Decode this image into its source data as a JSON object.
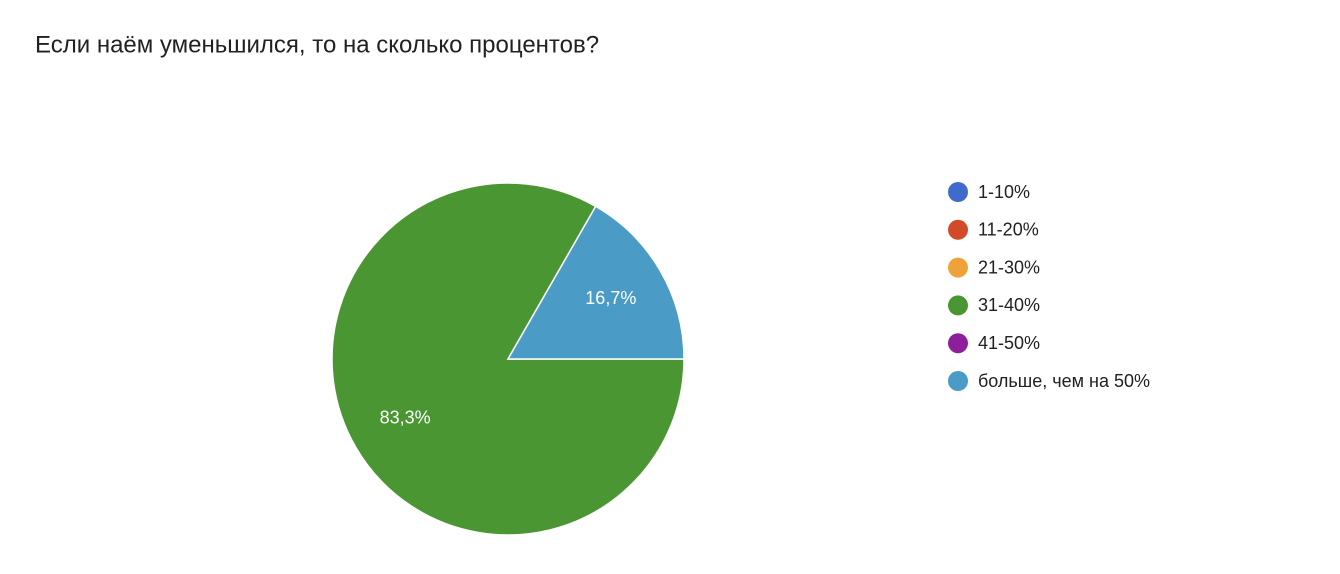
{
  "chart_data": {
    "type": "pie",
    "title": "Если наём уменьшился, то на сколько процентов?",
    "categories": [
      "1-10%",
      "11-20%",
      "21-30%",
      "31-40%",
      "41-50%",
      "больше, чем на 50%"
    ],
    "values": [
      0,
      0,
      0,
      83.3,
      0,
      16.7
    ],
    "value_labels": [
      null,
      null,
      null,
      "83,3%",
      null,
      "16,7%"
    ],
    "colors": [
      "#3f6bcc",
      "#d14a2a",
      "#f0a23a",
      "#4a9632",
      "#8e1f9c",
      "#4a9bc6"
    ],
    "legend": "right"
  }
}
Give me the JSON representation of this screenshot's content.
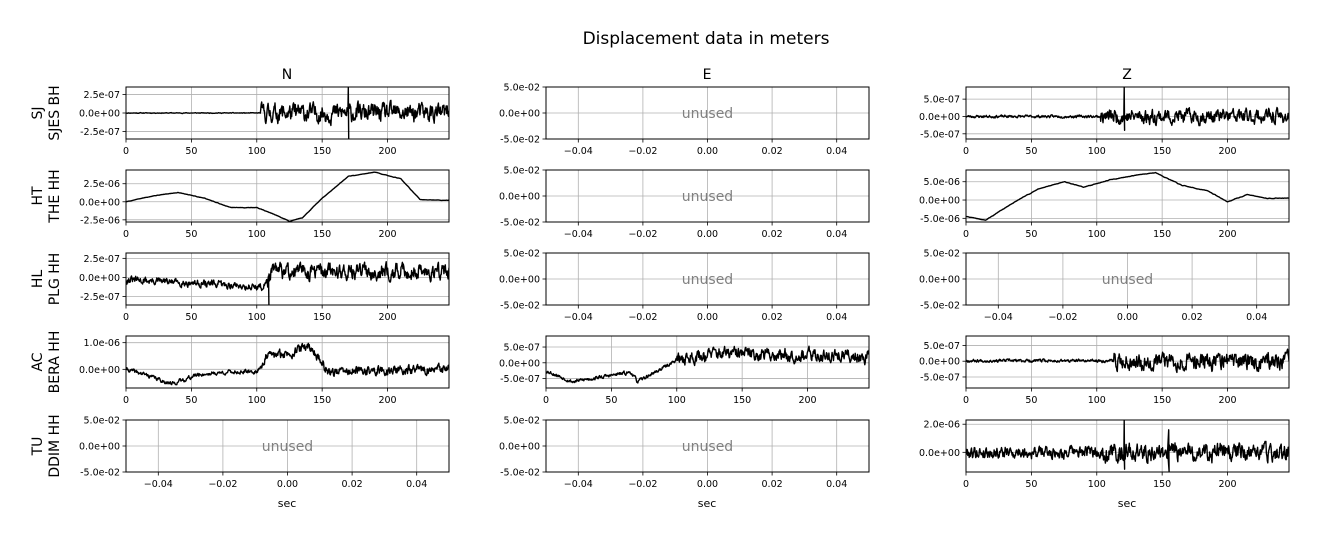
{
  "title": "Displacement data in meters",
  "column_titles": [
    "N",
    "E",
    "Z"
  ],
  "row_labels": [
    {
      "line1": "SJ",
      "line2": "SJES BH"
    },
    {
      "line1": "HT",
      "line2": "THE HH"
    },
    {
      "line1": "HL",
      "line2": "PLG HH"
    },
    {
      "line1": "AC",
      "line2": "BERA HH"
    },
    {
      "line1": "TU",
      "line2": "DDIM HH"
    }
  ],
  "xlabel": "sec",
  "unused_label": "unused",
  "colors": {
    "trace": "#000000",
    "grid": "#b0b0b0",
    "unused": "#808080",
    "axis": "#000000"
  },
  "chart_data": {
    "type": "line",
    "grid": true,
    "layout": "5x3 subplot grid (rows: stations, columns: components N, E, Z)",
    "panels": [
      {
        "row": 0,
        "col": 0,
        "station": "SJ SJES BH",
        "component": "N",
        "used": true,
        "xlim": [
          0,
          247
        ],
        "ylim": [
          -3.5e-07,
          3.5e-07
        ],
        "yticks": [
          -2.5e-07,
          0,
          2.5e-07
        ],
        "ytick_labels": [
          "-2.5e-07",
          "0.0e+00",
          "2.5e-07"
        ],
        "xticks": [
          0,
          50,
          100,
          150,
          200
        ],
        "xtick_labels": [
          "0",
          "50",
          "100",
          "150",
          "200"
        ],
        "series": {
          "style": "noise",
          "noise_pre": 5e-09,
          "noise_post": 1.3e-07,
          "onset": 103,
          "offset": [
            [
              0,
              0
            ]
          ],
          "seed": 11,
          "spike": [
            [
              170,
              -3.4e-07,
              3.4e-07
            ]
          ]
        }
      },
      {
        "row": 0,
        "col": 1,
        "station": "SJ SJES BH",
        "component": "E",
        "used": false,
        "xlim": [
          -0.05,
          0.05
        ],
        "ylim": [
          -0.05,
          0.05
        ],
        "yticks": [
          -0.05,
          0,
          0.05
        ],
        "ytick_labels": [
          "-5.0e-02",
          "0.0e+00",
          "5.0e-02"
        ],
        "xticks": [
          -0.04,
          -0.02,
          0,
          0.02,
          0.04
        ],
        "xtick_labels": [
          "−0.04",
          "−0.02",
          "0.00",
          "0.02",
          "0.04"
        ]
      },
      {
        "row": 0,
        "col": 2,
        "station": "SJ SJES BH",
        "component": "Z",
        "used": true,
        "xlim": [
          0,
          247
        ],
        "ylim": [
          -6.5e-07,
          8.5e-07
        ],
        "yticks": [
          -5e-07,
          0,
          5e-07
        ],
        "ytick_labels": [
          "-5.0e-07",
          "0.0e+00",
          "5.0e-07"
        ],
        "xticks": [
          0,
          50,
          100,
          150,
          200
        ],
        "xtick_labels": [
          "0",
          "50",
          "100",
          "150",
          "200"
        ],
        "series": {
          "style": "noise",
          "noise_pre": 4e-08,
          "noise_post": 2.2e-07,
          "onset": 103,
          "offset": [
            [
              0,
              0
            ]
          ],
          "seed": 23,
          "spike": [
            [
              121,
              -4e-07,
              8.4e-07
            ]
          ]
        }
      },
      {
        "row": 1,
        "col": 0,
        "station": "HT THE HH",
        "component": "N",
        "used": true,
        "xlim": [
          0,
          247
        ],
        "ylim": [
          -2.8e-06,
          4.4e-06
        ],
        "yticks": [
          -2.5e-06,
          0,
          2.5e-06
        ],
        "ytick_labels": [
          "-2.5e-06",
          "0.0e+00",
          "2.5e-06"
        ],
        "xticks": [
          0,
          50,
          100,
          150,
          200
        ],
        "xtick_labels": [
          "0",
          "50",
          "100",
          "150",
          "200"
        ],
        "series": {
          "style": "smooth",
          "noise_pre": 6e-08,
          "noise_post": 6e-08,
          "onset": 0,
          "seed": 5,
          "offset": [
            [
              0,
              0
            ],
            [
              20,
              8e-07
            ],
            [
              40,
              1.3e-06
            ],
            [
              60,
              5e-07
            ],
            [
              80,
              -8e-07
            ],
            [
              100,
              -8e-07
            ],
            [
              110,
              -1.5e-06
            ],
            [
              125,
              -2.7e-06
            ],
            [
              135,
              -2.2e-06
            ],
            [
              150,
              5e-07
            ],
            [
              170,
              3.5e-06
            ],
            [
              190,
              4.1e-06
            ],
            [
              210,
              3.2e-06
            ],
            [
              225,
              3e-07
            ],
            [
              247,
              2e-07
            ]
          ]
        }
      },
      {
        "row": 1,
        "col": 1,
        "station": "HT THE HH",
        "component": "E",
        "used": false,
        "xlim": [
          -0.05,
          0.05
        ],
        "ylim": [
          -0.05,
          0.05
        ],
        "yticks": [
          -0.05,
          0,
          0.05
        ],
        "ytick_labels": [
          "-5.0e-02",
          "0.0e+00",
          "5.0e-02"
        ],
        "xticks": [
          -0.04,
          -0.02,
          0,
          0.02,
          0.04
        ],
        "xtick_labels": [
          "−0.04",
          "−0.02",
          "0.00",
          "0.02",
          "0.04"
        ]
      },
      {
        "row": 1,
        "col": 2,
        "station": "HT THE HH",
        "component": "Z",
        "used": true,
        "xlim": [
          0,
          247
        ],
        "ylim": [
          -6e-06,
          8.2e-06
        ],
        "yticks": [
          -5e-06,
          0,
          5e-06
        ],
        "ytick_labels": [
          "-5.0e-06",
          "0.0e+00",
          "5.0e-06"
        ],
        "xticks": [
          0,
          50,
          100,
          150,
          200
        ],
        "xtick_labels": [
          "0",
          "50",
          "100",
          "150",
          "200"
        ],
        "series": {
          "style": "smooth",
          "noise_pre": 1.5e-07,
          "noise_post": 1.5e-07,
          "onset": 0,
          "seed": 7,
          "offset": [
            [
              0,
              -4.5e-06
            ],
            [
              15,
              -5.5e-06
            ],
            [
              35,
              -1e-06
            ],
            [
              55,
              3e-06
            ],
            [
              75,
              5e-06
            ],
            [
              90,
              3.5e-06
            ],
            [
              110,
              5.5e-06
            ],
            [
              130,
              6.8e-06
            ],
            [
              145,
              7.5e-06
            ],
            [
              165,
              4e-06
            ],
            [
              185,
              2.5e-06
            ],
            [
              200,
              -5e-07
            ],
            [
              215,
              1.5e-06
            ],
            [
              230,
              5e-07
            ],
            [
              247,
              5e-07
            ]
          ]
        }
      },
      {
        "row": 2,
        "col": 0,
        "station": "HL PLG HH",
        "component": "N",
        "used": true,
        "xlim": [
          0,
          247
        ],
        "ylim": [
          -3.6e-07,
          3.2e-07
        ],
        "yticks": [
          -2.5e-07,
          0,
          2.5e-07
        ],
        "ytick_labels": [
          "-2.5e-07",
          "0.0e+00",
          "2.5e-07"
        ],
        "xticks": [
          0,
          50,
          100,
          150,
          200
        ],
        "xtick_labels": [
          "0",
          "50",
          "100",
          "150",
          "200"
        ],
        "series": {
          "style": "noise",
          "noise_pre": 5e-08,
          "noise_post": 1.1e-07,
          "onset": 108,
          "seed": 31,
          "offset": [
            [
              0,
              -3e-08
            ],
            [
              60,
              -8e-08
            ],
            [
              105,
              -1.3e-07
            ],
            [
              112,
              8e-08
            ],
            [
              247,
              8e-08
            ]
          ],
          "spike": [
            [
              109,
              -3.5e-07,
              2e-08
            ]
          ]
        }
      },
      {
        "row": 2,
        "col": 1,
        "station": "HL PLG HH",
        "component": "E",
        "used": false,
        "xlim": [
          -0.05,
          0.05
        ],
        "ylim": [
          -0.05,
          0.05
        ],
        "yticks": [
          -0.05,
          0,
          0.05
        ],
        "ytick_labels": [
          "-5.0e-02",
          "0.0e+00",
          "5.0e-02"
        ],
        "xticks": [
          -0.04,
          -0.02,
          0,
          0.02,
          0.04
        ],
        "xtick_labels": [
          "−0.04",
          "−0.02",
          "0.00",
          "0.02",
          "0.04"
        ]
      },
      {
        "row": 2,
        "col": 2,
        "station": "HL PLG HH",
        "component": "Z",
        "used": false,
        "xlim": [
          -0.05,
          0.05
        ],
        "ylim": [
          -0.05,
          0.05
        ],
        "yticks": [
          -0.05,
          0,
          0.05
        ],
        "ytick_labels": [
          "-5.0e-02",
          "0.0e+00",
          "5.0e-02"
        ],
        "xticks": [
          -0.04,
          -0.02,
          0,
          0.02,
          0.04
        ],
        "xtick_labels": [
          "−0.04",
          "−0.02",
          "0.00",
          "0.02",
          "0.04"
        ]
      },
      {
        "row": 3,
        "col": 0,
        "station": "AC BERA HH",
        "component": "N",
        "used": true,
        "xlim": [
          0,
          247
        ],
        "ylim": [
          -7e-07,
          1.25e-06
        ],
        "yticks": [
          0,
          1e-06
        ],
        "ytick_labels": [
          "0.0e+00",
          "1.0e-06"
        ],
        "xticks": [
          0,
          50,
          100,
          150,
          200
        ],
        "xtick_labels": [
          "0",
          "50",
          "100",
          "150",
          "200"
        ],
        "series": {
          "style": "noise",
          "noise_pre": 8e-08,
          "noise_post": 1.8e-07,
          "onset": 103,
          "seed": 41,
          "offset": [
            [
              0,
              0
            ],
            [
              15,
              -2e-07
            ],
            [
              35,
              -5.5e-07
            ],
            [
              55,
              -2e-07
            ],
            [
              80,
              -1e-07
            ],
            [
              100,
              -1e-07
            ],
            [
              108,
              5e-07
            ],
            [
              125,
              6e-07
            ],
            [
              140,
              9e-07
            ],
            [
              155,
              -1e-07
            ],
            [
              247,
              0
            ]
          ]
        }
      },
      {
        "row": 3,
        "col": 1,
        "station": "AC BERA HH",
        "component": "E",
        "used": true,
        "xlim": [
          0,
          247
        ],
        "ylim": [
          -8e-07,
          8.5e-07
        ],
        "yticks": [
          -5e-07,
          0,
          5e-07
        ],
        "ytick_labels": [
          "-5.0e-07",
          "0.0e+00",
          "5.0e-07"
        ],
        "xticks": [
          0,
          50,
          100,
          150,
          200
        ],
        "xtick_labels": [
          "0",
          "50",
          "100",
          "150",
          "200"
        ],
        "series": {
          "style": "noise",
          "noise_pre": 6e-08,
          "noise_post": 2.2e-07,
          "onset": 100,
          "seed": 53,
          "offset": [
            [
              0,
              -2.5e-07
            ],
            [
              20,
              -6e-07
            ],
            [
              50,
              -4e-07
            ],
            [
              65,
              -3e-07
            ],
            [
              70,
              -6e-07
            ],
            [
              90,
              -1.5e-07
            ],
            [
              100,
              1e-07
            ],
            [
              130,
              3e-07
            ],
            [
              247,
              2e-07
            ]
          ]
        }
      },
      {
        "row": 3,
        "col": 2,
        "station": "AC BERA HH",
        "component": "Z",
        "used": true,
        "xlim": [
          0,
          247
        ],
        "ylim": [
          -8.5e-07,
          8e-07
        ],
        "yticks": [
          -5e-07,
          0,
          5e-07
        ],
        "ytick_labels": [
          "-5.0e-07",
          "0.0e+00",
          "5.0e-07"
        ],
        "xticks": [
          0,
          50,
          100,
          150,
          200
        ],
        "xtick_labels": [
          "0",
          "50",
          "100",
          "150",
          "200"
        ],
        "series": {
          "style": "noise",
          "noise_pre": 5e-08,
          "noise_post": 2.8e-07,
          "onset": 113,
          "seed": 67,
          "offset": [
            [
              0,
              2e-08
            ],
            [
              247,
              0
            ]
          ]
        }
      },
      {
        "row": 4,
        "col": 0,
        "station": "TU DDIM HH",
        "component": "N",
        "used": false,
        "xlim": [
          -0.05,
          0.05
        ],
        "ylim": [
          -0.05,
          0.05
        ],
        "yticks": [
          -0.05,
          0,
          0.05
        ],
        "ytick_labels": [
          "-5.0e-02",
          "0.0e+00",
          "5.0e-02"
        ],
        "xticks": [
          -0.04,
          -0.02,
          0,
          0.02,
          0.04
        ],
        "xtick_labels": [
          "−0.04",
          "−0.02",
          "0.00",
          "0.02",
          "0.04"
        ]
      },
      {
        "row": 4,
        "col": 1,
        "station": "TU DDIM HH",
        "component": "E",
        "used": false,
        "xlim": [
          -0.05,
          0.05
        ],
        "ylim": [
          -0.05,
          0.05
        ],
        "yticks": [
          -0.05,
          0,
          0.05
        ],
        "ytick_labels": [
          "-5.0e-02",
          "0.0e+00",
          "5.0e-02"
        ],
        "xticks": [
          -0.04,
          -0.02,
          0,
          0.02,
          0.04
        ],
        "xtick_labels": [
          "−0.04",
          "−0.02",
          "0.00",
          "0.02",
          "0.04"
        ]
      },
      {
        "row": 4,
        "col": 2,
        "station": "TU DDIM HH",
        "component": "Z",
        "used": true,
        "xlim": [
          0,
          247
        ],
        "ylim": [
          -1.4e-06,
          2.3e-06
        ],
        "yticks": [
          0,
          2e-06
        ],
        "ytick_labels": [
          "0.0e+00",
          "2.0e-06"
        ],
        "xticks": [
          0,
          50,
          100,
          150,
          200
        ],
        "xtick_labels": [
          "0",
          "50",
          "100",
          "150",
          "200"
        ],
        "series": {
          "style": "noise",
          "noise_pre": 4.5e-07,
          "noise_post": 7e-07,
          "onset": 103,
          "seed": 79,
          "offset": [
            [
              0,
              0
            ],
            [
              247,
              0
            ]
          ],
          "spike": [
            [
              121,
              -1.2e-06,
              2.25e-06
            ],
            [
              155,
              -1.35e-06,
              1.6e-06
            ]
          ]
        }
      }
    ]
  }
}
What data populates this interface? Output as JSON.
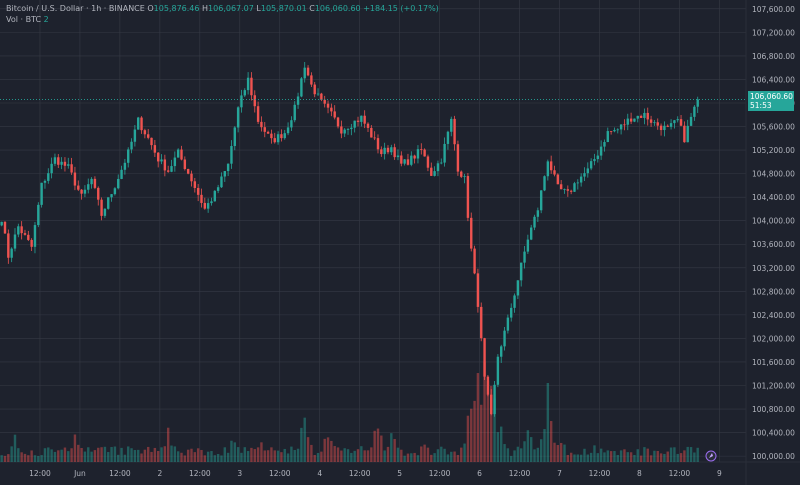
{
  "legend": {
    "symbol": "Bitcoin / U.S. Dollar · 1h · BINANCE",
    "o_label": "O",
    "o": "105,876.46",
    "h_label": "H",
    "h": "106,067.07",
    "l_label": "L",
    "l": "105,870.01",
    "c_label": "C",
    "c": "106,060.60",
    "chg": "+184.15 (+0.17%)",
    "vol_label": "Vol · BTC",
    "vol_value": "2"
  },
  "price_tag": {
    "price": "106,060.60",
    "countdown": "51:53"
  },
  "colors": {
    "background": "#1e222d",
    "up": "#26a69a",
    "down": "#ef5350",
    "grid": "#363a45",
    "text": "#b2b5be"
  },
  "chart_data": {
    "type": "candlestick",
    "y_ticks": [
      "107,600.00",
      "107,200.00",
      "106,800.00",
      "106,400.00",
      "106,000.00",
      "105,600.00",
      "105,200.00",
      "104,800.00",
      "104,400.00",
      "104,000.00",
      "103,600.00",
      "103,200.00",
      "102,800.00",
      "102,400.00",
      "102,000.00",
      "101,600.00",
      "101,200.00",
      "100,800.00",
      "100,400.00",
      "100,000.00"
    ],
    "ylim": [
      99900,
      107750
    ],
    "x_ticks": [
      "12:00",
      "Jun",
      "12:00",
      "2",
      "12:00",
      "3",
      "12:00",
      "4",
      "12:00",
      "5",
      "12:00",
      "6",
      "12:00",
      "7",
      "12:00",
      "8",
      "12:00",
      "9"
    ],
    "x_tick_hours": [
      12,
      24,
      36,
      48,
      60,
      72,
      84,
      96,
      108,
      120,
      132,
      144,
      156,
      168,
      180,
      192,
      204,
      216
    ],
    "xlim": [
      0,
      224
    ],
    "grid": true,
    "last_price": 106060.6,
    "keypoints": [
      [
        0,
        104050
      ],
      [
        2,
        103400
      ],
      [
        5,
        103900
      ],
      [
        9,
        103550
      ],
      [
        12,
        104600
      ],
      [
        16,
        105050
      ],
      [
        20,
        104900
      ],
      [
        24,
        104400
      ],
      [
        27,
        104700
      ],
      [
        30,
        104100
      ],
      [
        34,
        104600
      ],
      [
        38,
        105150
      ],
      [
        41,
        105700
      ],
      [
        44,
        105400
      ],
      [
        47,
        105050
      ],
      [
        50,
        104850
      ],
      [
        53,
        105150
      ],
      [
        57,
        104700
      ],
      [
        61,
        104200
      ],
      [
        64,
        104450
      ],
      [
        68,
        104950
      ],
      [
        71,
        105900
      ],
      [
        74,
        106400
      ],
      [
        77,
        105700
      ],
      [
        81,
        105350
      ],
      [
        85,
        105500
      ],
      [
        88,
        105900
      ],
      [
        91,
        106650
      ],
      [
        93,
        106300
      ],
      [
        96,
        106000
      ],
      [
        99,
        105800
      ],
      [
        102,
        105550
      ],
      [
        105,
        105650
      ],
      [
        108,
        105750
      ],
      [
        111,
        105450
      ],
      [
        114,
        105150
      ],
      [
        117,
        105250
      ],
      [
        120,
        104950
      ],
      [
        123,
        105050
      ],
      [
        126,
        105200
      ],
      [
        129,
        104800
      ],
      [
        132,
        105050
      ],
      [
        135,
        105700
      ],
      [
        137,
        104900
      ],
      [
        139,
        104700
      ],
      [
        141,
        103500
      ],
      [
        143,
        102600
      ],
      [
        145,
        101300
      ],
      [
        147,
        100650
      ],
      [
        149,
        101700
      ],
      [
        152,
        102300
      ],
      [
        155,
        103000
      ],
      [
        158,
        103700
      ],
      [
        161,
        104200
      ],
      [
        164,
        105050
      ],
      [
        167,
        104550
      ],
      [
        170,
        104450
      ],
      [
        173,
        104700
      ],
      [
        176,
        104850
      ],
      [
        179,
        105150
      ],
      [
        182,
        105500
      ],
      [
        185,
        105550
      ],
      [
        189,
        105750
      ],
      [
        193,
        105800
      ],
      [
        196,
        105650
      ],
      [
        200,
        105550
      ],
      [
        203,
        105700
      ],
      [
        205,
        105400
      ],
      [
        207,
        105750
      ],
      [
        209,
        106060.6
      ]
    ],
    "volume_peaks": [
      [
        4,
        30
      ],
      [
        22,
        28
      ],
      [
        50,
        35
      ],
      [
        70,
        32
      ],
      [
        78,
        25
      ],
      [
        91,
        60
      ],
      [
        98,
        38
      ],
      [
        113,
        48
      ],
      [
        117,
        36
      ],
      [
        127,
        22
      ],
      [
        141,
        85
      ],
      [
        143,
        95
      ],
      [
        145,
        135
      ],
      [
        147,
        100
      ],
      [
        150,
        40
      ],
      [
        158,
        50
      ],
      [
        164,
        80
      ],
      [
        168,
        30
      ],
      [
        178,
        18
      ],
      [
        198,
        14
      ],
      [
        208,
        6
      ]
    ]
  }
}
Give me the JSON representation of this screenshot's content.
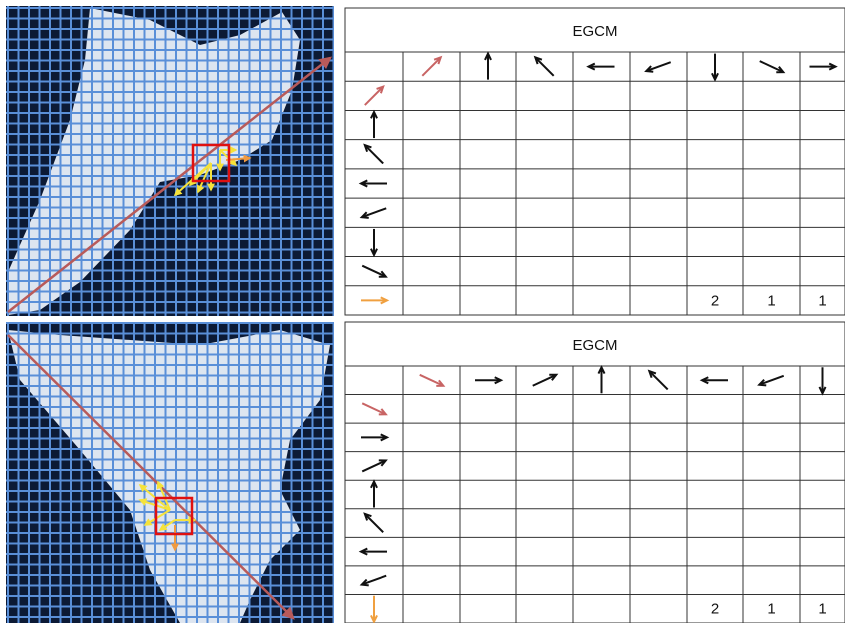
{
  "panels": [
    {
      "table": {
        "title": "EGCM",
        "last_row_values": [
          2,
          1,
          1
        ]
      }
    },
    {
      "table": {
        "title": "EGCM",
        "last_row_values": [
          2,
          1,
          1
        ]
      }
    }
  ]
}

------------------------------------------------------------------------

#### [PROBLEM REQUIREMENTS]
Only the number is wanted: how many lines of the material above include the word "this"?

#### [ANSWER TO THE TASK]
4